** START OF Provided material **
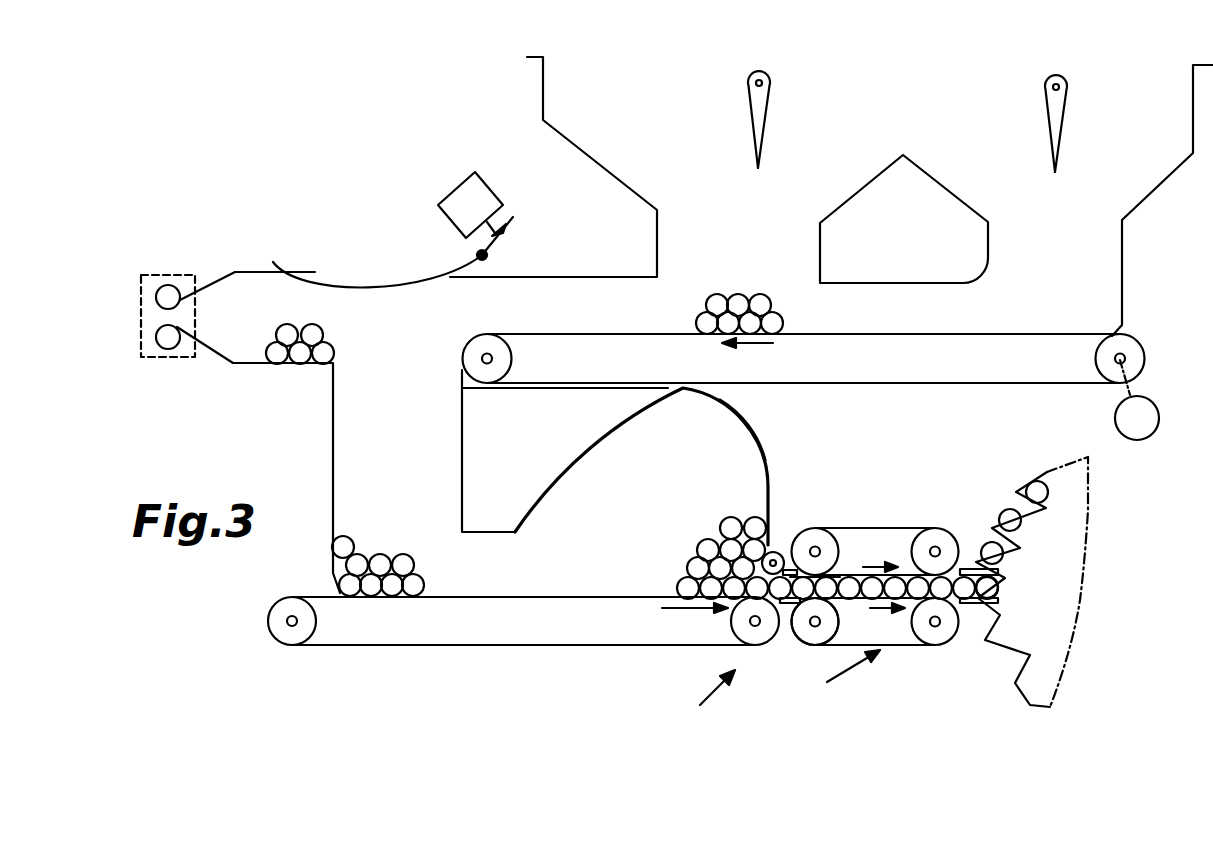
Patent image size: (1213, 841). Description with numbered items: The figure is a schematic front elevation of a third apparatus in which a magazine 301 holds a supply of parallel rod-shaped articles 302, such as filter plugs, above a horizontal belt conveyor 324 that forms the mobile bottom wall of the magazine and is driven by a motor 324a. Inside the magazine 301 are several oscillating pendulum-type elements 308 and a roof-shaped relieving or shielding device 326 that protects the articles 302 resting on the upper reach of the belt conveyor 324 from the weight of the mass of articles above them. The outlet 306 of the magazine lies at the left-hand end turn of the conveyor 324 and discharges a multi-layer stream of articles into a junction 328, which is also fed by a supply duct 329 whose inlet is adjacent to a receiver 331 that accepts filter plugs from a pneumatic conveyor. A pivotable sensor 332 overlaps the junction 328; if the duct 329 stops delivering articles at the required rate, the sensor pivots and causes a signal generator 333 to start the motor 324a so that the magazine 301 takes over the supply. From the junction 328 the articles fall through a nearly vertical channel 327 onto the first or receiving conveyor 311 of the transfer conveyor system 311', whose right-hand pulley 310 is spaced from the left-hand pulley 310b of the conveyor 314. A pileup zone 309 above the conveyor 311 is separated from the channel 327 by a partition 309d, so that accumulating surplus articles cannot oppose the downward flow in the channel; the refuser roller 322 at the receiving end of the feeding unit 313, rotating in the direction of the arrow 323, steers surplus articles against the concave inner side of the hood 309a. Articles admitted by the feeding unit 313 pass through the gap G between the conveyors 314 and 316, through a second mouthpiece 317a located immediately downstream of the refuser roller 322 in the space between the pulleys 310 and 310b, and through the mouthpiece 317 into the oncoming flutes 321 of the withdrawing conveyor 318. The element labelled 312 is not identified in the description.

The magazine 301 is at (970, 120).
The rod-shaped articles 302 is at (283, 332).
The outlet 306 is at (548, 300).
The pendulum-type elements 308 is at (758, 140).
The pileup zone 309 is at (752, 470).
The hood 309a is at (750, 425).
The partition 309d is at (522, 485).
The right-hand pulley 310 is at (730, 638).
The left-hand pulley 310b is at (838, 622).
The receiving conveyor 311 is at (511, 638).
The transfer conveyor system 311' is at (696, 696).
The conveying direction arrow 312 is at (670, 600).
The feeding unit 313 is at (833, 677).
The conveyor 314 is at (920, 510).
The conveyor 316 is at (893, 642).
The mouthpiece 317 is at (968, 570).
The second mouthpiece 317a is at (788, 604).
The withdrawing conveyor 318 is at (1052, 655).
The flutes 321 is at (983, 622).
The refuser roller 322 is at (773, 552).
The arrow 323 is at (710, 556).
The belt conveyor 324 is at (976, 376).
The motor 324a is at (1115, 420).
The relieving or shielding device 326 is at (872, 203).
The channel 327 is at (357, 442).
The junction 328 is at (424, 345).
The supply duct 329 is at (252, 288).
The receiver 331 is at (153, 282).
The sensor 332 is at (378, 287).
The signal generator 333 is at (467, 198).
The gap G is at (837, 577).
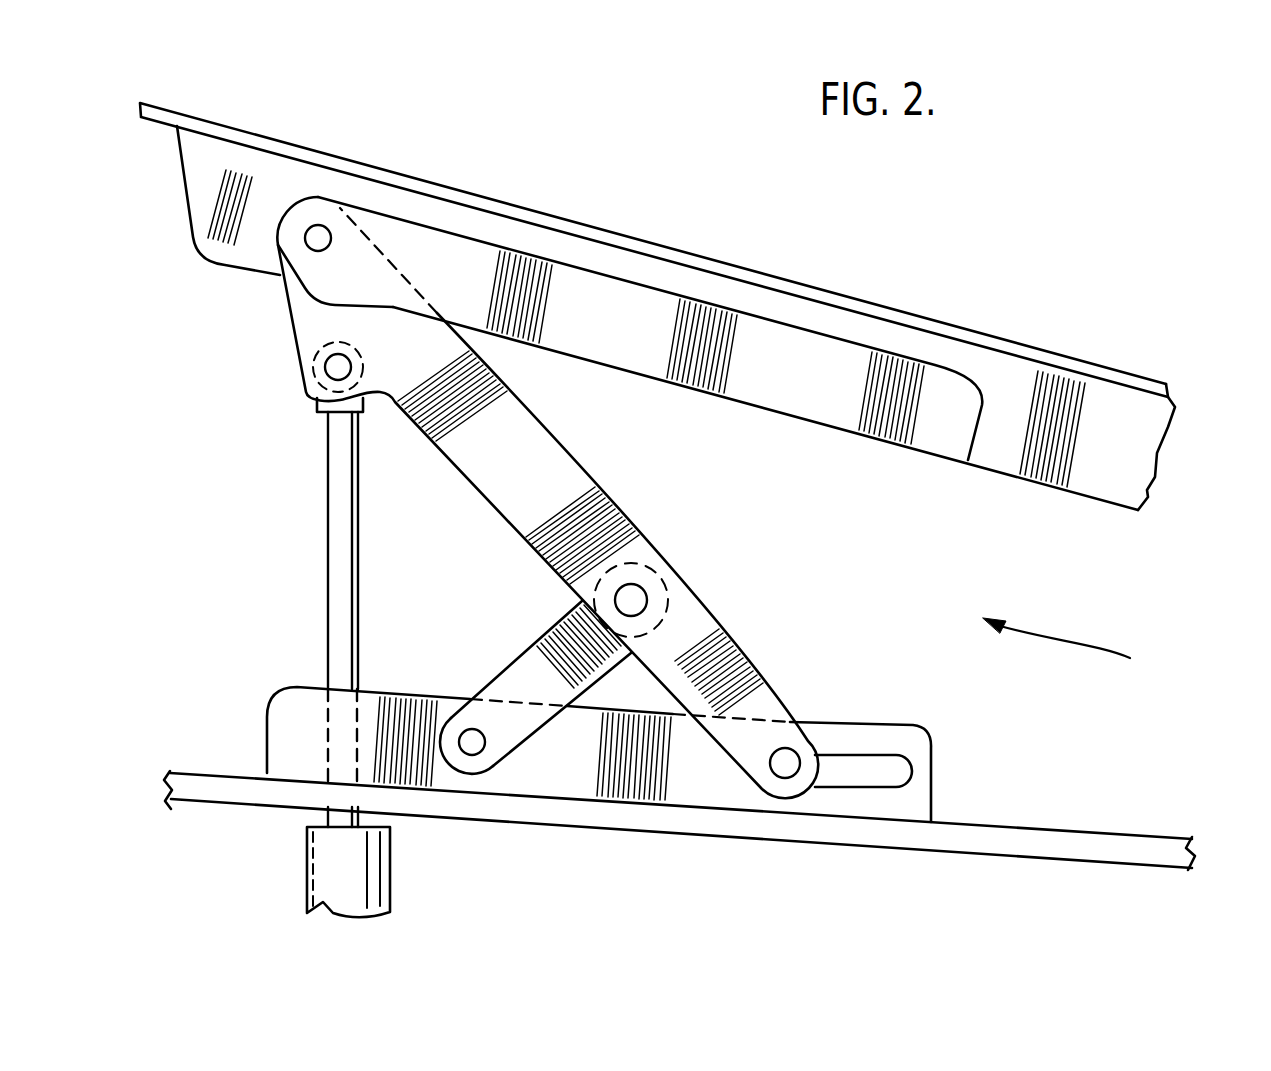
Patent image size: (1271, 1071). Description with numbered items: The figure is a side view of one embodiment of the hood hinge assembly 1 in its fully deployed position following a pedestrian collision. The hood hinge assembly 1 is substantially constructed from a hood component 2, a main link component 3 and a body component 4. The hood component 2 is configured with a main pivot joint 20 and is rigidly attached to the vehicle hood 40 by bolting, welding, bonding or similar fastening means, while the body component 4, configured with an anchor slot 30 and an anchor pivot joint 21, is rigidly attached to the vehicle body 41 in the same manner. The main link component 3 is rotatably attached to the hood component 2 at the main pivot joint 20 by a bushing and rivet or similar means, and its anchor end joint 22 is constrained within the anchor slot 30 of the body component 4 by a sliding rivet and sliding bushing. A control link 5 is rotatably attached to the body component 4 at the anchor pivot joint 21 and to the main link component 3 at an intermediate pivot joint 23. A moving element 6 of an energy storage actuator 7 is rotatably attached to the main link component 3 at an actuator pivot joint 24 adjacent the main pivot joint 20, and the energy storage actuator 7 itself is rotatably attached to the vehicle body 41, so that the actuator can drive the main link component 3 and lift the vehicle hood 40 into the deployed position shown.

The hood hinge assembly 1 is at (1068, 653).
The hood component 2 is at (567, 272).
The main link component 3 is at (578, 484).
The body component 4 is at (293, 703).
The control link 5 is at (531, 648).
The moving element 6 is at (328, 537).
The energy storage actuator 7 is at (317, 857).
The main pivot joint 20 is at (318, 225).
The anchor pivot joint 21 is at (472, 740).
The anchor end joint 22 is at (787, 756).
The intermediate pivot joint 23 is at (633, 590).
The actuator pivot joint 24 is at (338, 367).
The anchor slot 30 is at (883, 753).
The vehicle hood 40 is at (927, 318).
The vehicle body 41 is at (1013, 829).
** END OF Provided material **
→ What the task asks: Copy all of the material above word for word, leaving out the pictures.

→ Output for this exercise:
Patent image size: (1213, 841). Description with numbered items: The figure is a schematic front elevation of a third apparatus in which a magazine 301 holds a supply of parallel rod-shaped articles 302, such as filter plugs, above a horizontal belt conveyor 324 that forms the mobile bottom wall of the magazine and is driven by a motor 324a. Inside the magazine 301 are several oscillating pendulum-type elements 308 and a roof-shaped relieving or shielding device 326 that protects the articles 302 resting on the upper reach of the belt conveyor 324 from the weight of the mass of articles above them. The outlet 306 of the magazine lies at the left-hand end turn of the conveyor 324 and discharges a multi-layer stream of articles into a junction 328, which is also fed by a supply duct 329 whose inlet is adjacent to a receiver 331 that accepts filter plugs from a pneumatic conveyor. A pivotable sensor 332 overlaps the junction 328; if the duct 329 stops delivering articles at the required rate, the sensor pivots and causes a signal generator 333 to start the motor 324a so that the magazine 301 takes over the supply. From the junction 328 the articles fall through a nearly vertical channel 327 onto the first or receiving conveyor 311 of the transfer conveyor system 311', whose right-hand pulley 310 is spaced from the left-hand pulley 310b of the conveyor 314. A pileup zone 309 above the conveyor 311 is separated from the channel 327 by a partition 309d, so that accumulating surplus articles cannot oppose the downward flow in the channel; the refuser roller 322 at the receiving end of the feeding unit 313, rotating in the direction of the arrow 323, steers surplus articles against the concave inner side of the hood 309a. Articles admitted by the feeding unit 313 pass through the gap G between the conveyors 314 and 316, through a second mouthpiece 317a located immediately downstream of the refuser roller 322 in the space between the pulleys 310 and 310b, and through the mouthpiece 317 into the oncoming flutes 321 of the withdrawing conveyor 318. The element labelled 312 is not identified in the description.

The magazine 301 is at (970, 120).
The rod-shaped articles 302 is at (283, 332).
The outlet 306 is at (548, 300).
The pendulum-type elements 308 is at (758, 140).
The pileup zone 309 is at (752, 470).
The hood 309a is at (750, 425).
The partition 309d is at (522, 485).
The right-hand pulley 310 is at (730, 638).
The left-hand pulley 310b is at (838, 622).
The receiving conveyor 311 is at (511, 638).
The transfer conveyor system 311' is at (696, 696).
The conveying direction arrow 312 is at (670, 600).
The feeding unit 313 is at (833, 677).
The conveyor 314 is at (920, 510).
The conveyor 316 is at (893, 642).
The mouthpiece 317 is at (968, 570).
The second mouthpiece 317a is at (788, 604).
The withdrawing conveyor 318 is at (1052, 655).
The flutes 321 is at (983, 622).
The refuser roller 322 is at (773, 552).
The arrow 323 is at (710, 556).
The belt conveyor 324 is at (976, 376).
The motor 324a is at (1115, 420).
The relieving or shielding device 326 is at (872, 203).
The channel 327 is at (357, 442).
The junction 328 is at (424, 345).
The supply duct 329 is at (252, 288).
The receiver 331 is at (153, 282).
The sensor 332 is at (378, 287).
The signal generator 333 is at (467, 198).
The gap G is at (837, 577).
Patent image size: (1271, 1071). Description with numbered items: The figure is a side view of one embodiment of the hood hinge assembly 1 in its fully deployed position following a pedestrian collision. The hood hinge assembly 1 is substantially constructed from a hood component 2, a main link component 3 and a body component 4. The hood component 2 is configured with a main pivot joint 20 and is rigidly attached to the vehicle hood 40 by bolting, welding, bonding or similar fastening means, while the body component 4, configured with an anchor slot 30 and an anchor pivot joint 21, is rigidly attached to the vehicle body 41 in the same manner. The main link component 3 is rotatably attached to the hood component 2 at the main pivot joint 20 by a bushing and rivet or similar means, and its anchor end joint 22 is constrained within the anchor slot 30 of the body component 4 by a sliding rivet and sliding bushing. A control link 5 is rotatably attached to the body component 4 at the anchor pivot joint 21 and to the main link component 3 at an intermediate pivot joint 23. A moving element 6 of an energy storage actuator 7 is rotatably attached to the main link component 3 at an actuator pivot joint 24 adjacent the main pivot joint 20, and the energy storage actuator 7 itself is rotatably attached to the vehicle body 41, so that the actuator can drive the main link component 3 and lift the vehicle hood 40 into the deployed position shown.

The hood hinge assembly 1 is at (1068, 653).
The hood component 2 is at (567, 272).
The main link component 3 is at (578, 484).
The body component 4 is at (293, 703).
The control link 5 is at (531, 648).
The moving element 6 is at (328, 537).
The energy storage actuator 7 is at (317, 857).
The main pivot joint 20 is at (318, 225).
The anchor pivot joint 21 is at (472, 740).
The anchor end joint 22 is at (787, 756).
The intermediate pivot joint 23 is at (633, 590).
The actuator pivot joint 24 is at (338, 367).
The anchor slot 30 is at (883, 753).
The vehicle hood 40 is at (927, 318).
The vehicle body 41 is at (1013, 829).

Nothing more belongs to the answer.